- WHAT THE EXERCISE ASKS
Find the number of lines below in which the word "JSON" appears, and write that number only.
═════ SUPPLIED DATA
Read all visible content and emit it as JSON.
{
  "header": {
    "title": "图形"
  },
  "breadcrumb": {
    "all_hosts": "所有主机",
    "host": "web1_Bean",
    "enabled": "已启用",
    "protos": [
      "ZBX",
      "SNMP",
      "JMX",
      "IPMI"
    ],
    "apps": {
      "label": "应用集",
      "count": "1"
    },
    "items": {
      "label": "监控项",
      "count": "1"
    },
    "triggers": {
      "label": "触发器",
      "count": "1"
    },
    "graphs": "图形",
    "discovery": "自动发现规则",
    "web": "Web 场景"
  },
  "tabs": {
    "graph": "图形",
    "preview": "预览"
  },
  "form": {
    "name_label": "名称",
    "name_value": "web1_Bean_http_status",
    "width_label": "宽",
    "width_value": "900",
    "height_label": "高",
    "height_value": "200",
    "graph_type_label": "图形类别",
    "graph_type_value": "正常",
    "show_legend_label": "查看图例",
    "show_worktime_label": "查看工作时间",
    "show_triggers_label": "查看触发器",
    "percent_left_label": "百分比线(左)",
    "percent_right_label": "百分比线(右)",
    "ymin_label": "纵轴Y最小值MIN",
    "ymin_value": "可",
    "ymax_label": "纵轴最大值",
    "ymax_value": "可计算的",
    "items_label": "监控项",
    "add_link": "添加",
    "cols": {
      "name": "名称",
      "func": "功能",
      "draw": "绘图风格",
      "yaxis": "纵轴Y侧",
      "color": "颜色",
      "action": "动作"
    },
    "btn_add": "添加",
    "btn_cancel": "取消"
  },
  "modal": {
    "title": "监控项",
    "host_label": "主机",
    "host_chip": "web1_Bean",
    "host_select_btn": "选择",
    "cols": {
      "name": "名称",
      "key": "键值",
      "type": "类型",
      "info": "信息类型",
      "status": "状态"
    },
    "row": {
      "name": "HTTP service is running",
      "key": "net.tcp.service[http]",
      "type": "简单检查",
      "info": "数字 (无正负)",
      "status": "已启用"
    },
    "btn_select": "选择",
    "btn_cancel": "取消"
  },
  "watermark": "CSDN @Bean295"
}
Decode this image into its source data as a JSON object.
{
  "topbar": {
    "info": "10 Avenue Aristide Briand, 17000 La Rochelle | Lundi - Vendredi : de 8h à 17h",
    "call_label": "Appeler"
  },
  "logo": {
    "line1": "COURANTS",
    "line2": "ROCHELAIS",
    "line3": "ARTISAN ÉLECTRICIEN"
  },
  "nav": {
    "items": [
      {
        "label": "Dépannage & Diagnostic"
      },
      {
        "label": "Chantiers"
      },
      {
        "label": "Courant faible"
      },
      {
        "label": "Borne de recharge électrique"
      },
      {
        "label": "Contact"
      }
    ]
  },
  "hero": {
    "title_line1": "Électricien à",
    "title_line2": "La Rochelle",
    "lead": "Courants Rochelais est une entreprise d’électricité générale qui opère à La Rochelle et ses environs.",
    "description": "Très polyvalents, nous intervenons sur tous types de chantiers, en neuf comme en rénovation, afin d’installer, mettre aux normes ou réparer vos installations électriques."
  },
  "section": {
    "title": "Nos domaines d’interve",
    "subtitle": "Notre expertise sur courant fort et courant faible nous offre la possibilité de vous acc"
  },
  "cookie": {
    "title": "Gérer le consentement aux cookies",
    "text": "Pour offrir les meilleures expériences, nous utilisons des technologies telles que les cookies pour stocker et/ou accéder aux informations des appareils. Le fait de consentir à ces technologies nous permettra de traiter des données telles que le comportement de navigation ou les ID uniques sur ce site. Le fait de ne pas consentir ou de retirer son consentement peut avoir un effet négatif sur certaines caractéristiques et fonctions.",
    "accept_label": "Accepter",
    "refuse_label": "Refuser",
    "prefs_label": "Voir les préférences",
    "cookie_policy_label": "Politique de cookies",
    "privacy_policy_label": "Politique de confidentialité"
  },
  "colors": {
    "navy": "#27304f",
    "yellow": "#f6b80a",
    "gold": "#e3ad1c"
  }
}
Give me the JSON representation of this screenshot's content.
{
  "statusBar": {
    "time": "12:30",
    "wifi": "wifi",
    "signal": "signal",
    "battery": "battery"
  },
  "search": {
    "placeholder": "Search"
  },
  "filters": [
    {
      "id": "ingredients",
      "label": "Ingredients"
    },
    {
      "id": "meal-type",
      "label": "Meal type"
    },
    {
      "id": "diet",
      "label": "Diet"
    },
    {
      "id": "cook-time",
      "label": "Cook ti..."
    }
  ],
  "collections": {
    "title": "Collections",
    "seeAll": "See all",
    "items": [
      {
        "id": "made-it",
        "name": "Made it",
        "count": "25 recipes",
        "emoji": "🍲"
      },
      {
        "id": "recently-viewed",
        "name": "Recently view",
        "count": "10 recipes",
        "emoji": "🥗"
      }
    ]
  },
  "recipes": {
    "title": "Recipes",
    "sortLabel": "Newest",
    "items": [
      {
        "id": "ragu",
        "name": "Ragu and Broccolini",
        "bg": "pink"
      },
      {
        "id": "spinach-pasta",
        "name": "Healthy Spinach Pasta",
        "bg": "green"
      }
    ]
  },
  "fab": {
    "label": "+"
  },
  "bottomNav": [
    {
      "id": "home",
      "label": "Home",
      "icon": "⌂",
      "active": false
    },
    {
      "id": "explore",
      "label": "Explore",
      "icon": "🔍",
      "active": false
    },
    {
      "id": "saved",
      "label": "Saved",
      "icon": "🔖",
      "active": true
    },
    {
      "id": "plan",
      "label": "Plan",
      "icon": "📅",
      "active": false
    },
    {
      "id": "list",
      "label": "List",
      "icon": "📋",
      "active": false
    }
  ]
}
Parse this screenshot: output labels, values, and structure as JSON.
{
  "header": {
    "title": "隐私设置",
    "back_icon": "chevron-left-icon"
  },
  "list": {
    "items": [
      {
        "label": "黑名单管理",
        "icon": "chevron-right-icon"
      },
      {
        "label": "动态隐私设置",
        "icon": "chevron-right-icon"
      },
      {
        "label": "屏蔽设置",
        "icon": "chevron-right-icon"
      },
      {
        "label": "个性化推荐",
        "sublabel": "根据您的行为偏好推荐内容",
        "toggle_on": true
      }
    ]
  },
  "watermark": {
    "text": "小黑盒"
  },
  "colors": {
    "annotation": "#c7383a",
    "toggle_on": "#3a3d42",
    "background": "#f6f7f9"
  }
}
══════════
- TASK ANSWER
4